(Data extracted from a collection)
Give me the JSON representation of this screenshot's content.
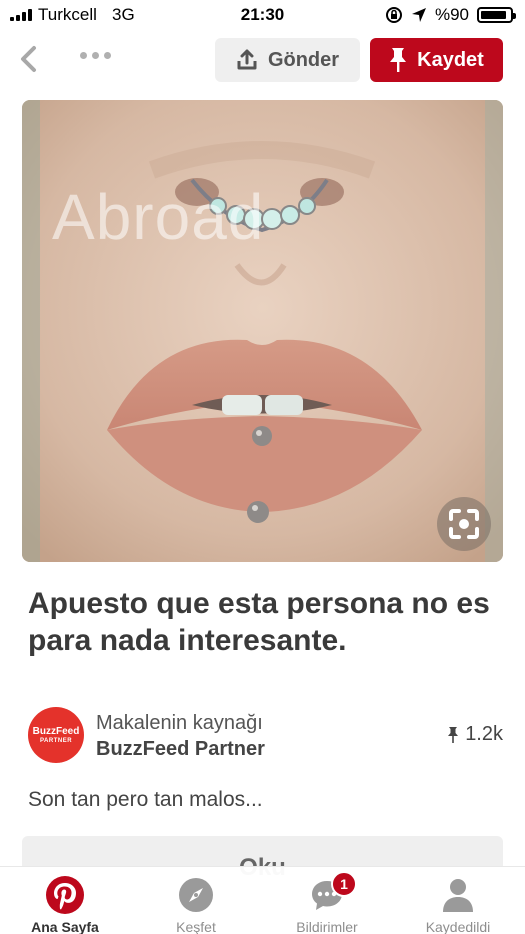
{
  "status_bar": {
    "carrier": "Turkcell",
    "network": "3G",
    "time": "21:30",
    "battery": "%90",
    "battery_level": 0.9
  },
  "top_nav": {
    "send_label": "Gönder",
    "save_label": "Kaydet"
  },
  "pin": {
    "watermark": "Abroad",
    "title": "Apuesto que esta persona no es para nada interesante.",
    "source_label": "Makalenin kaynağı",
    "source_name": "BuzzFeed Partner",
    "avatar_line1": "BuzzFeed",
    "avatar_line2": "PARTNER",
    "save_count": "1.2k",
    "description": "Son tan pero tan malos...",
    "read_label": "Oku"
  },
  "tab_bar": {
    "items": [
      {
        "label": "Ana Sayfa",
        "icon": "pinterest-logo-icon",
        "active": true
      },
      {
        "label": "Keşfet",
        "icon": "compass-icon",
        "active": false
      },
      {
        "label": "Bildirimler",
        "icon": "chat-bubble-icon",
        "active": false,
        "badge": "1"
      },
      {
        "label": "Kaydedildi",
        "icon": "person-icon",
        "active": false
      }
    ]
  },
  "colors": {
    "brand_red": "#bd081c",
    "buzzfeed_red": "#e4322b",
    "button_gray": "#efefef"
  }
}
--
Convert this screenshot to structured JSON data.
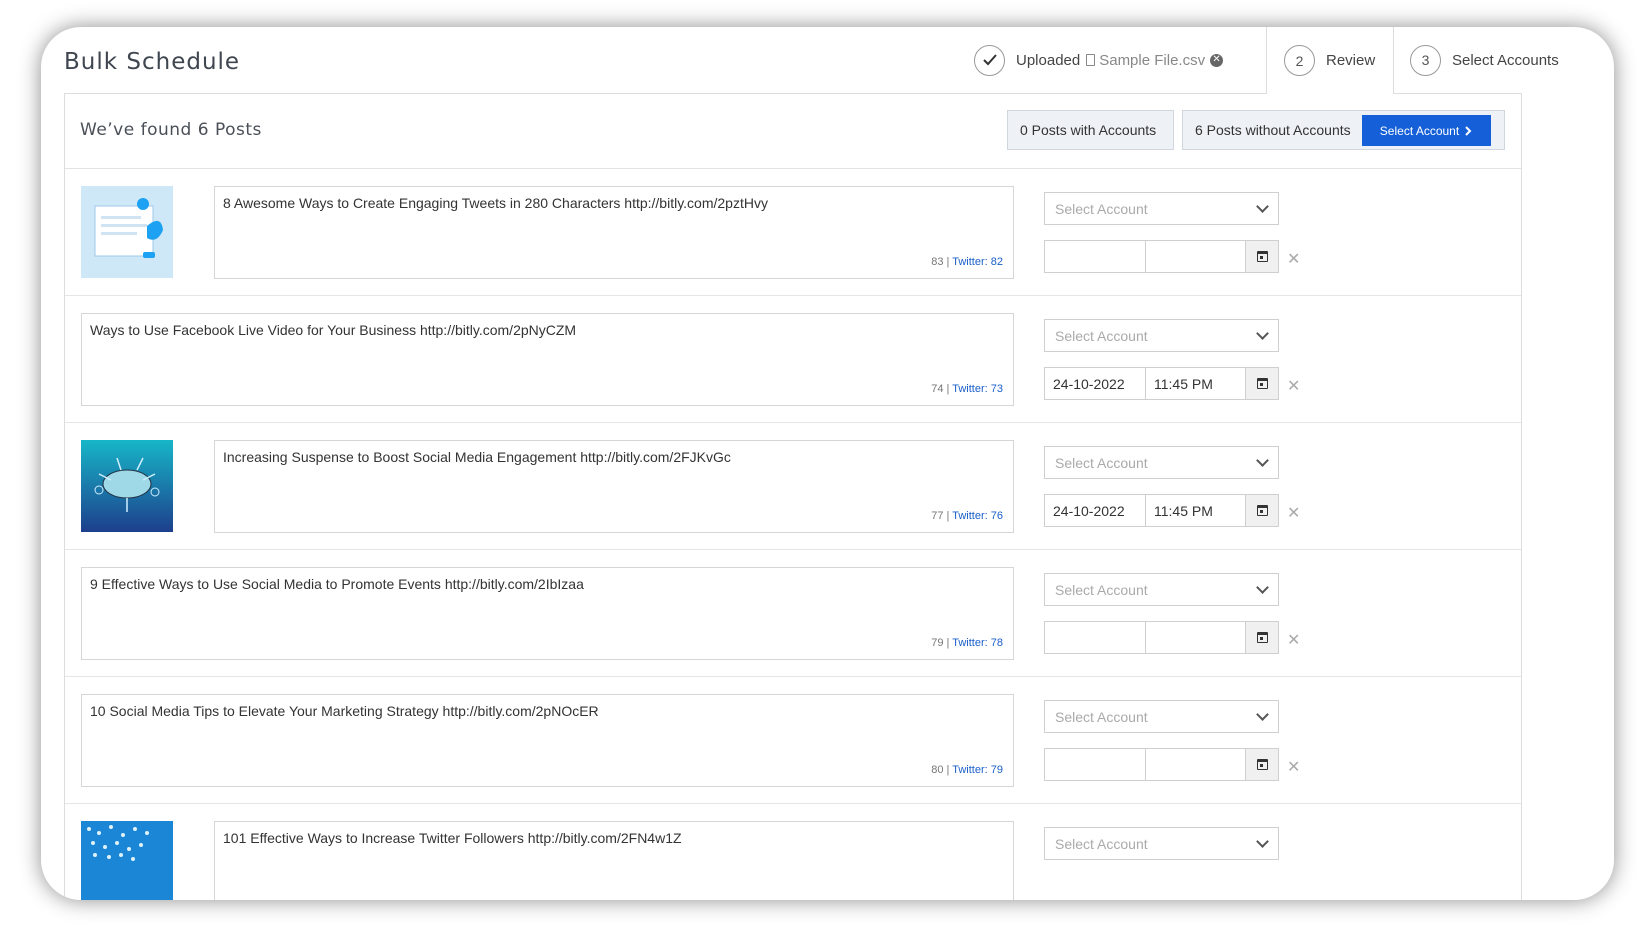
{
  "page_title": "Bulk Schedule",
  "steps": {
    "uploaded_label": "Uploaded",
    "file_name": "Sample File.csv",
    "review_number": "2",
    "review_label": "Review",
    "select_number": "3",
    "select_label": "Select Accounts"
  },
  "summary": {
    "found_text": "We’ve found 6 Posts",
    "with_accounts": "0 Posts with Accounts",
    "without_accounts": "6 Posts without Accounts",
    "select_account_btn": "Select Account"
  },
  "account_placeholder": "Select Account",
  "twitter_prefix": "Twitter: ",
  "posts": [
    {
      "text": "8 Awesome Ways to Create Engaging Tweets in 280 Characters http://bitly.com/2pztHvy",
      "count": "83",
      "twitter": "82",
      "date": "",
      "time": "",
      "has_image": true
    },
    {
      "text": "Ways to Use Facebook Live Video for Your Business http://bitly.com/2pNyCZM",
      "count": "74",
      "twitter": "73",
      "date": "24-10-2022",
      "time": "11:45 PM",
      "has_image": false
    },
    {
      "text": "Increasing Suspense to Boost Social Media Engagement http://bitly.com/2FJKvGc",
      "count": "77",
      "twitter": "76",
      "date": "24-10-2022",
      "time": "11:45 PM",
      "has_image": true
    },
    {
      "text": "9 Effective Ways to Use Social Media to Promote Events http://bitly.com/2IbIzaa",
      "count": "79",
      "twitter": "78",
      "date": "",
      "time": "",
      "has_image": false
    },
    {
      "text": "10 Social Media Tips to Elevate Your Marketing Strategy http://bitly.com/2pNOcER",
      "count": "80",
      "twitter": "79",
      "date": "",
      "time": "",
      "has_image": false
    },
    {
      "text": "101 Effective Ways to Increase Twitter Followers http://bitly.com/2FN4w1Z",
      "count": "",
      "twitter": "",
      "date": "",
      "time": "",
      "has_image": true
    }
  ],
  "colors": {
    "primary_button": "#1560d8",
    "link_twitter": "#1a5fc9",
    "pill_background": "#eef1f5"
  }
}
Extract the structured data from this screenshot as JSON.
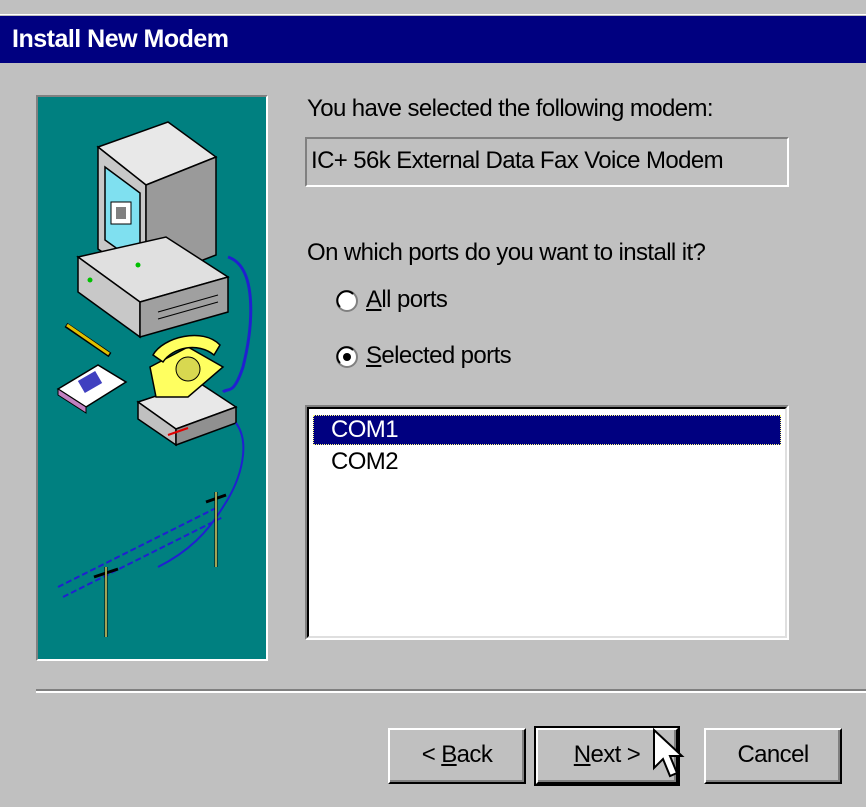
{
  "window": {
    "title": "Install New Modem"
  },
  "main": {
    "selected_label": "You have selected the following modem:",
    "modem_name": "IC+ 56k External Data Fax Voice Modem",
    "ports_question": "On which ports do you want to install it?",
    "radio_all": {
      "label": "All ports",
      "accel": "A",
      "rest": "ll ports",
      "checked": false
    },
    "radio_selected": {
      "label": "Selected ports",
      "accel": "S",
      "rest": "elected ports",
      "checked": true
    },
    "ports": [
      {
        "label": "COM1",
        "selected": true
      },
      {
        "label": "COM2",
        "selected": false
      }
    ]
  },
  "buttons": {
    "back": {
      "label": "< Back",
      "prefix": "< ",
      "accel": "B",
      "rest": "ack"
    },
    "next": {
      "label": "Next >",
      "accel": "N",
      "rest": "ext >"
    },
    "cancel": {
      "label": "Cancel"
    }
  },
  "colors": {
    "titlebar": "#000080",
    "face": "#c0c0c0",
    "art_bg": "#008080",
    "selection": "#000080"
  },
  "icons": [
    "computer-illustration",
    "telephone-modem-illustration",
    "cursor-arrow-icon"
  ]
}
...
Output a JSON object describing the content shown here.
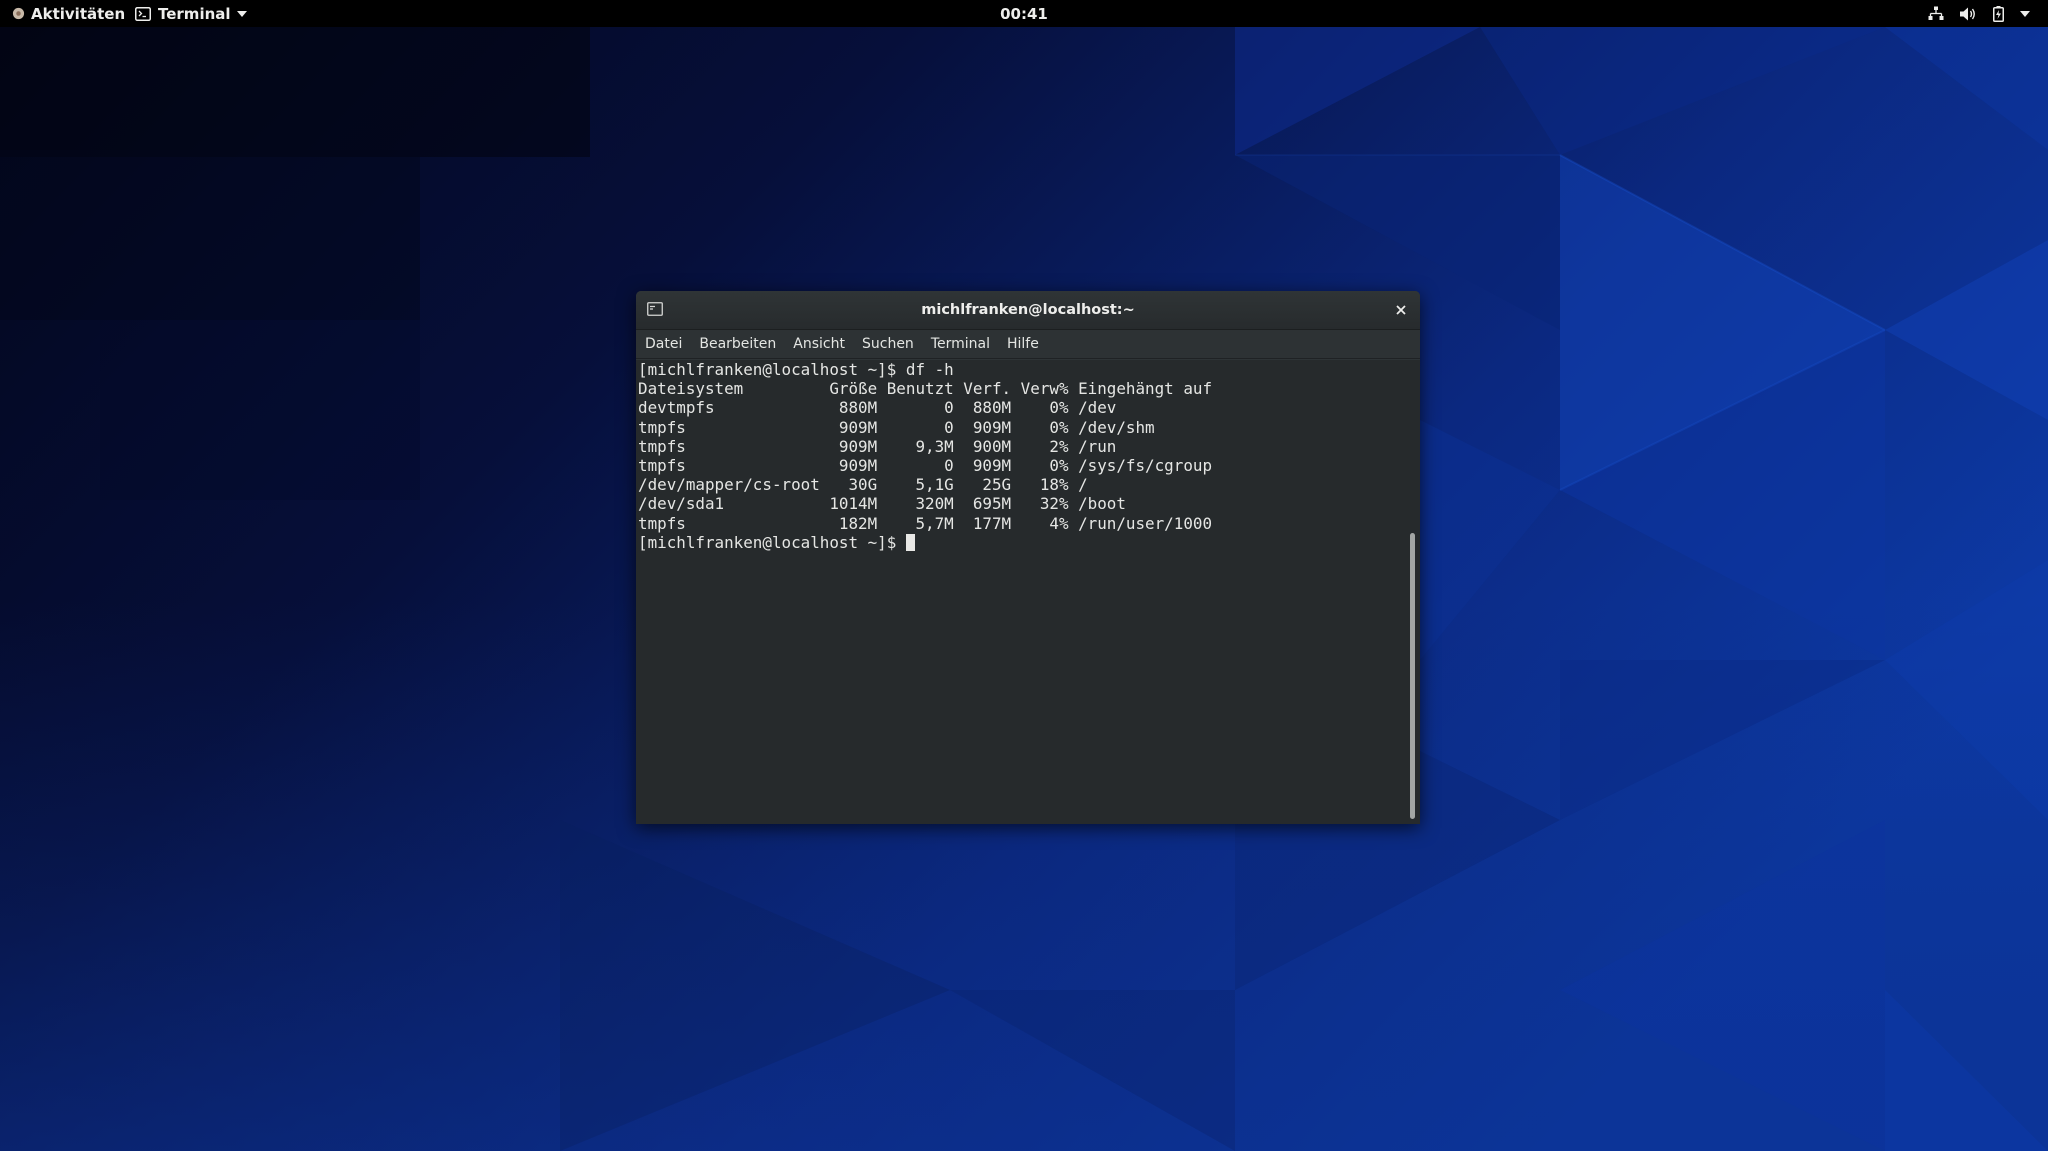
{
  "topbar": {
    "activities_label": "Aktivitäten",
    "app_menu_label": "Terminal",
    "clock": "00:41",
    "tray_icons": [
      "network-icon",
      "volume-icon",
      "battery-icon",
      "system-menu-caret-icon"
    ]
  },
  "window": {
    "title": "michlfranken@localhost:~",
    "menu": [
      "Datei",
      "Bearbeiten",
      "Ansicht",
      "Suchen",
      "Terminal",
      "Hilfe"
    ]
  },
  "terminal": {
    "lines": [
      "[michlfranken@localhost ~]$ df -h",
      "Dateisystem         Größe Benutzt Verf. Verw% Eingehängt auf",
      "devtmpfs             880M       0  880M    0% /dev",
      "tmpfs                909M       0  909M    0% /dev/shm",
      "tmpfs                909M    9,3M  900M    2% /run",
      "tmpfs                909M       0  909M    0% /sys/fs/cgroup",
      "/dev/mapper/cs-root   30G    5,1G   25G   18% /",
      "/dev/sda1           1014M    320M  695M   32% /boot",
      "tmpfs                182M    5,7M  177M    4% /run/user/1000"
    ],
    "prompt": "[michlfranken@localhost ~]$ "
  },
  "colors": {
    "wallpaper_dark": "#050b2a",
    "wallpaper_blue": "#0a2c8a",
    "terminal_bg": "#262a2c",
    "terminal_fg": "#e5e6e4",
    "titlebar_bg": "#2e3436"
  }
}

Task instructions — Copy every line above that includes the string "localhost".

Solution to the exercise —
    "title": "michlfranken@localhost:~",
      "[michlfranken@localhost ~]$ df -h",
    "prompt": "[michlfranken@localhost ~]$ "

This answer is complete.